## Tarefas a fazer
1. Na notícia sobre os bancos e o crédito, qual porto os empresários sugerem usar como centro de movimentação de cargas entre os três países?
2. Copie o trecho da notícia sobre os bancos e o crédito que vai de "Estudo realizado pela" até "um dos países.".

## Texto mostrado
****************

Bancos retêm dinheiro que deveria irrigar crédito, acusa Miguel Jorge

Sergio Leo, de Nova Déli
Valor Econômico
13/10/2008

Os bancos brasileiros continuam a reter o dinheiro que deveria ser liberado para o crédito, acusou o ministro do Desenvolvimento, Miguel Jorge, ao chegar à Índia para a reunião de cúpula Brasil-Índia-África do Sul.

“O governo diminuiu o depósito compulsório e o dinheiro permaneceu no banco”, comentou o ministro. “Os bancos estão pegando o dinheiro e segurando, apesar de estarem em situação diferente da dos bancos no exterior”. A crise financeira internacional deve ser o principal assunto da reunião dos três países, confirmou o ministro das Relações Exteriores, Celso Amorim.

“Brasil, Índia e África do Sul fizeram essa coalizão de países em desenvolvimento que tem sido muito produtiva, mas está na hora de mostrar que ela pode fazer mais”, afirmou Amorim. Dizendo ainda não ter idéia do que pode ser feito, ele insinuou que os países devem discutir mecanismos alternativos de crédito às exportações, para contornar a retração nos empréstimos ao comércio dos grandes bancos internacionais.

“O comércio entre Brasil, África do Sul e Índia não pode ficar à mercê do problema do crédito gerado por países ricos”, disse Amorim. “Temos de pensar mais profundamente e ver resposta a médio e longo prazo”, afirmou.

Conforme Miguel Jorge, o aperto no crédito, que já criava problemas para a agricultura, já afeta seriamente setores como o de papel e celulose e o automotivo. Empresas como GM e Fiat, cujas filiais brasileiras foram importantes para compensar as perdas das matrizes com a crise, já têm dificuldades para manter metas de produção, especialmente por causa da queda na demanda das locadoras de automóveis.

A reunião dos presidentes dos três países levará a assinaturas de memorandos de entendimento e acordos em áreas como transporte, cultura e intercâmbio de estudantes. Os empresários brasileiros apostam principalmente nos planos de ação a serem criados pelos governos para melhorar a ligação marítima e aérea entre os países.

Segundo sugestão dos empresários, os planos devem prever o estabelecimento de portos como plataformas de conexão (hubs) para centralizar o movimento de cargas entre os três mercados, medidas para reduzir a burocracia no despacho portuário, o uso do porto sul-africano de Durban como centro de movimentação de cargas entre os três países, incentivos à interconexão aérea e a criação de uma política de “céus abertos” trilateral, com permissão para qualquer companhia indiana, brasileira ou sul-africana operar vôos internacionais nos três mercados.

Estudo realizado pela Confederação Nacional da Indústria (CNI) mostra que, embora o comércio entre Brasil, Índia e África do Sul seja pequeno (entre 0,8% e 2,3% do comércio global de cada um) a taxa de aumento no comércio bilateral tem oscilado em torno de 21,8% anuais, maior que o comércio de cada um em relação ao resto do mundo. A manutenção desse aumento é considerada fundamental para estimular o setor privado a melhorar a “conectividade” do sistema de transportes de cada um dos países.

****************

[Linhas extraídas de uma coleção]
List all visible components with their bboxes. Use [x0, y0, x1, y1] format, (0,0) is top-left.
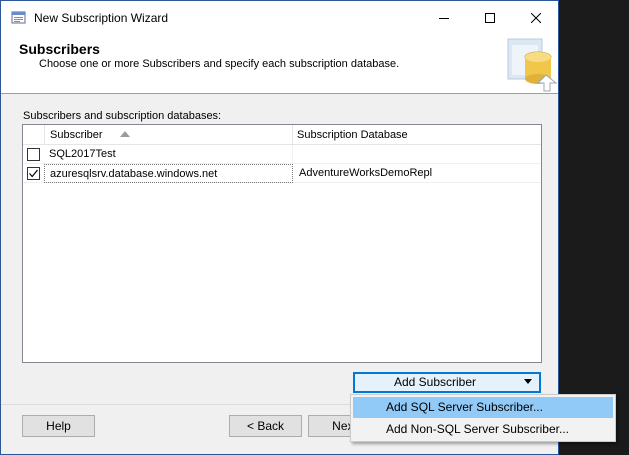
chevron-down-icon[interactable]: [524, 379, 532, 384]
subscribers-grid: Subscriber Subscription Database SQL2017…: [22, 124, 542, 363]
add-subscriber-button[interactable]: Add Subscriber: [353, 372, 541, 393]
grid-header: Subscriber Subscription Database: [23, 125, 541, 145]
wizard-window: New Subscription Wizard Subscribers Choo…: [0, 0, 559, 455]
subscribers-list-label: Subscribers and subscription databases:: [23, 110, 222, 122]
subscriber-checkbox[interactable]: [27, 167, 40, 180]
database-icon: [498, 35, 558, 94]
column-header-subscriber-label: Subscriber: [50, 129, 103, 141]
sort-ascending-icon: [119, 131, 130, 138]
minimize-icon: [439, 18, 449, 19]
table-row[interactable]: SQL2017Test: [23, 145, 541, 164]
menu-item-add-sql-server-subscriber[interactable]: Add SQL Server Subscriber...: [353, 397, 613, 418]
subscriber-cell[interactable]: azuresqlsrv.database.windows.net: [44, 164, 293, 183]
add-subscriber-label: Add Subscriber: [393, 375, 477, 389]
subscriber-checkbox[interactable]: [27, 148, 40, 161]
wizard-header: Subscribers Choose one or more Subscribe…: [1, 35, 558, 94]
maximize-icon: [485, 13, 495, 23]
table-row[interactable]: azuresqlsrv.database.windows.net Adventu…: [23, 164, 541, 183]
page-subtitle: Choose one or more Subscribers and speci…: [39, 58, 400, 70]
close-icon: [531, 13, 541, 23]
maximize-button[interactable]: [467, 1, 513, 35]
help-button[interactable]: Help: [22, 415, 95, 437]
subscriber-cell[interactable]: SQL2017Test: [44, 145, 293, 164]
window-title: New Subscription Wizard: [34, 11, 169, 25]
add-subscriber-menu: Add SQL Server Subscriber... Add Non-SQL…: [350, 394, 616, 442]
column-header-database[interactable]: Subscription Database: [293, 125, 541, 145]
database-cell[interactable]: [293, 145, 541, 164]
page-title: Subscribers: [19, 41, 100, 57]
back-button[interactable]: < Back: [229, 415, 302, 437]
close-button[interactable]: [513, 1, 558, 35]
database-cell[interactable]: AdventureWorksDemoRepl: [293, 164, 541, 183]
menu-item-add-non-sql-server-subscriber[interactable]: Add Non-SQL Server Subscriber...: [353, 419, 613, 440]
column-header-subscriber[interactable]: Subscriber: [44, 125, 293, 145]
wizard-app-icon: [11, 10, 27, 26]
minimize-button[interactable]: [421, 1, 467, 35]
checkmark-icon: [29, 169, 38, 178]
title-bar[interactable]: New Subscription Wizard: [1, 1, 558, 35]
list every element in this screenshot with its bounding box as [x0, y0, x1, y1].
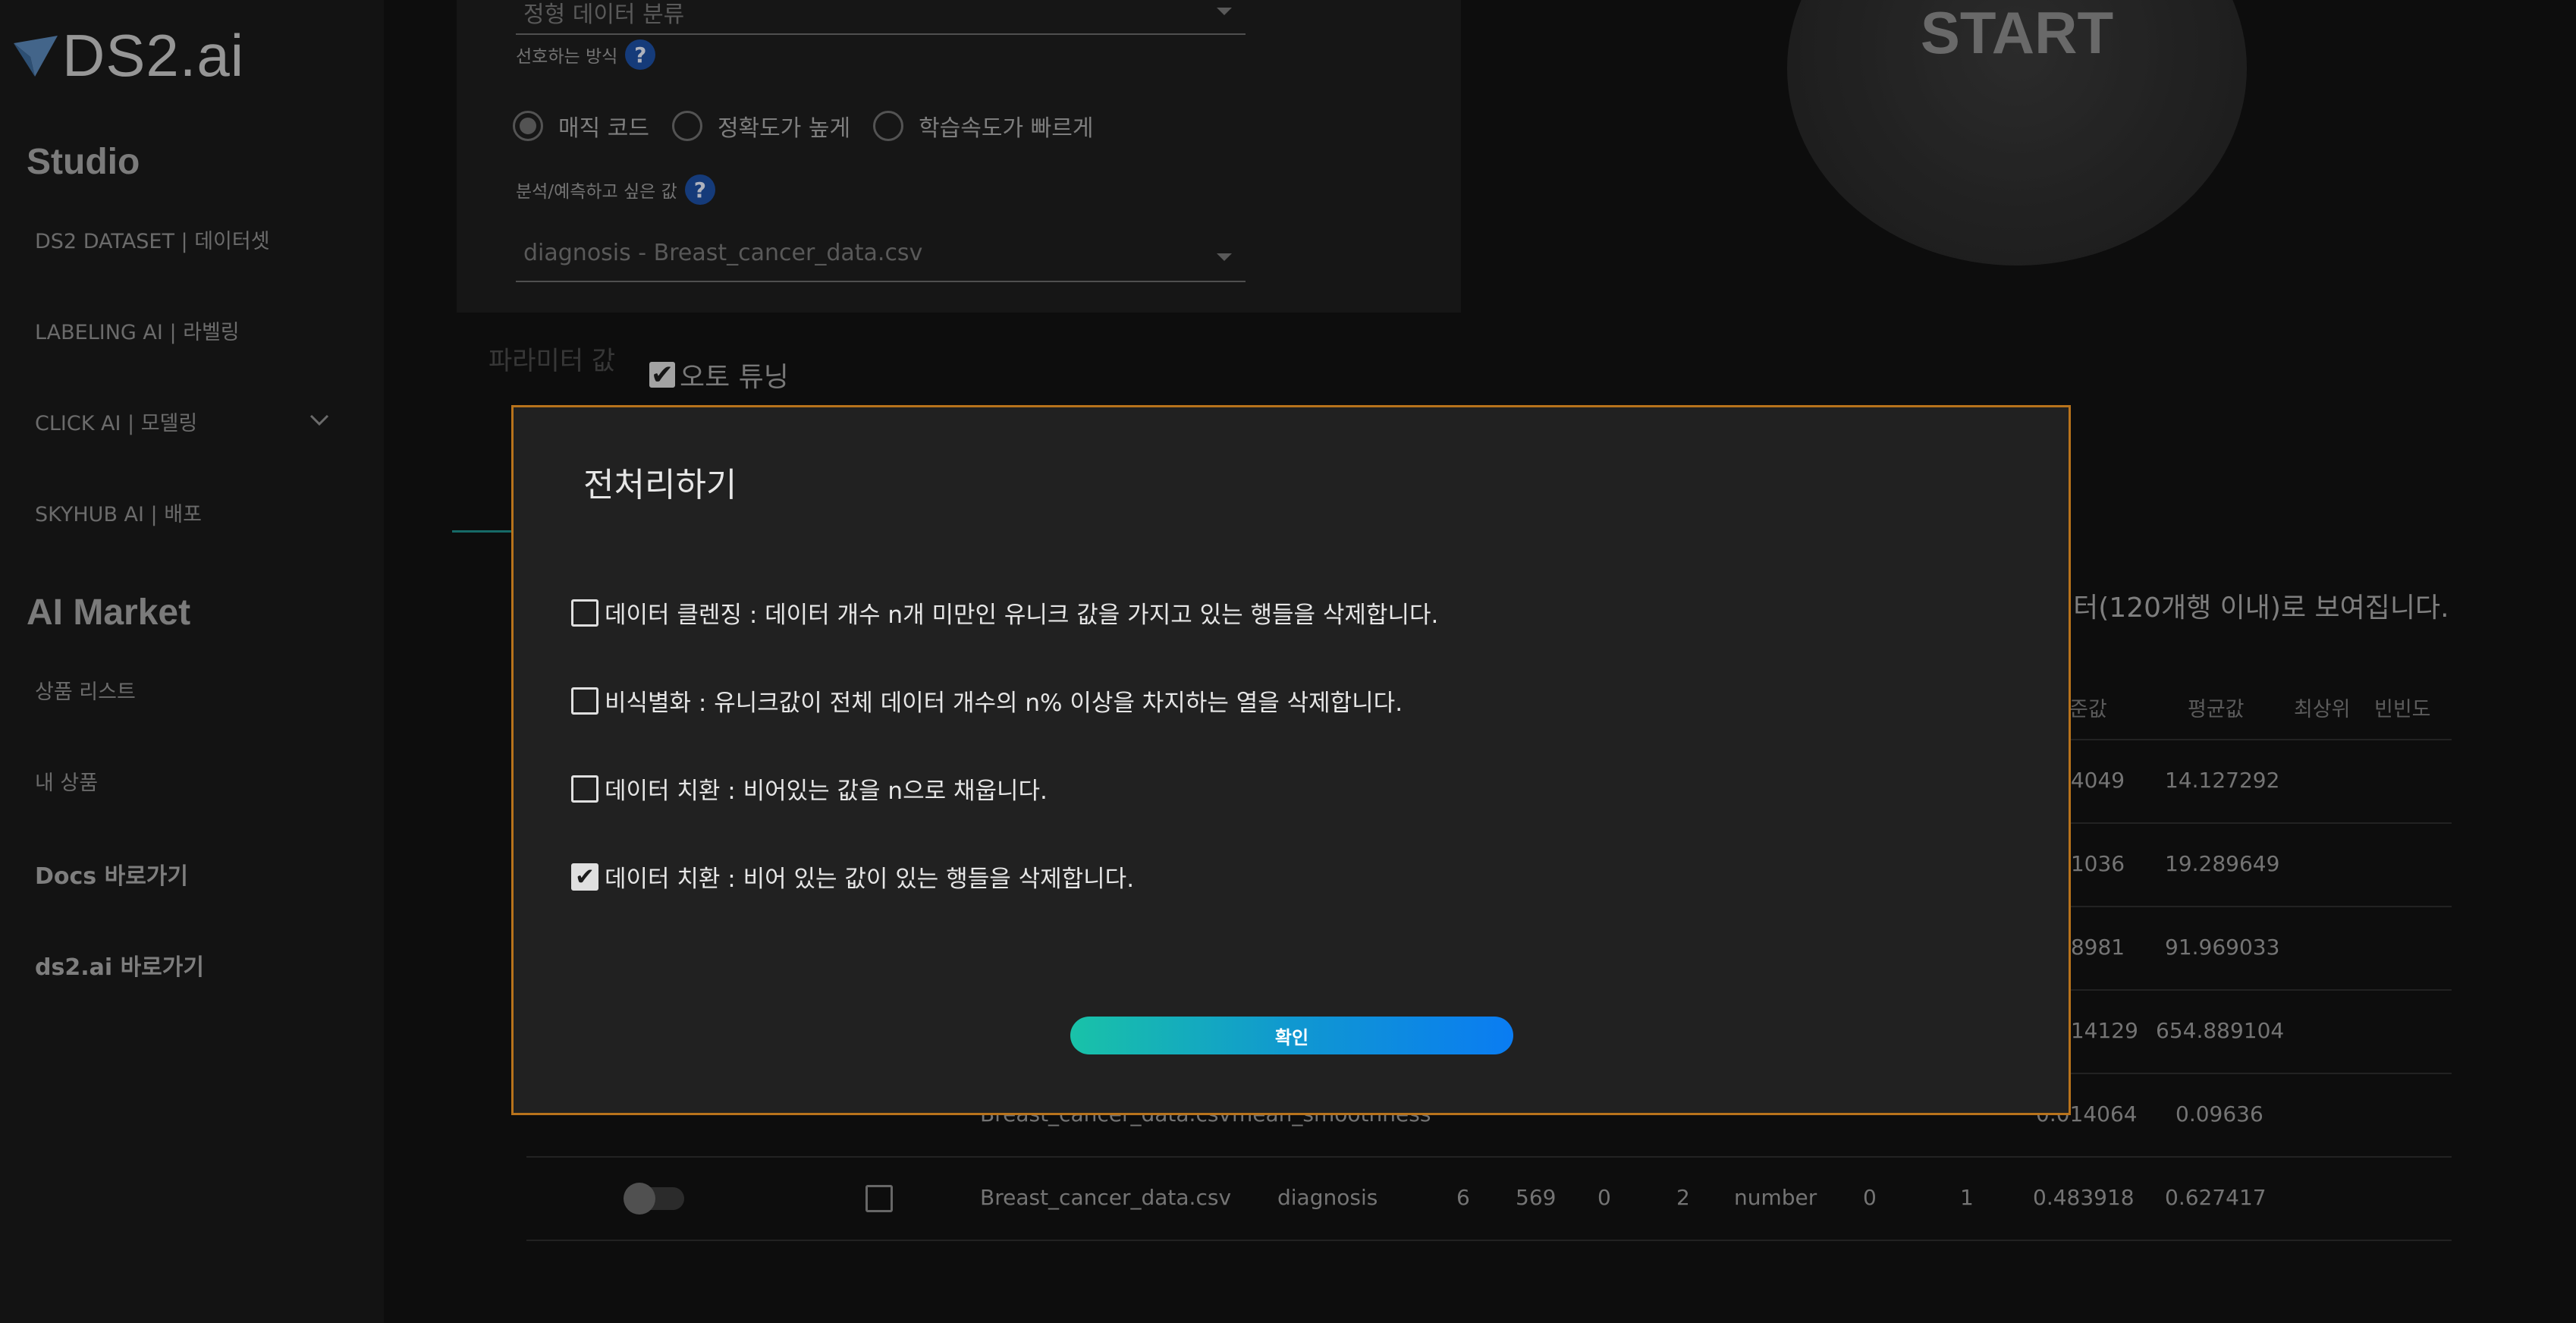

****************

## Respostas
1. O porto sul-africano de Durban.

2.
Estudo realizado pela Confederação Nacional da Indústria (CNI) mostra que, embora o comércio entre Brasil, Índia e África do Sul seja pequeno (entre 0,8% e 2,3% do comércio global de cada um) a taxa de aumento no comércio bilateral tem oscilado em torno de 21,8% anuais, maior que o comércio de cada um em relação ao resto do mundo. A manutenção desse aumento é considerada fundamental para estimular o setor privado a melhorar a “conectividade” do sistema de transportes de cada um dos países.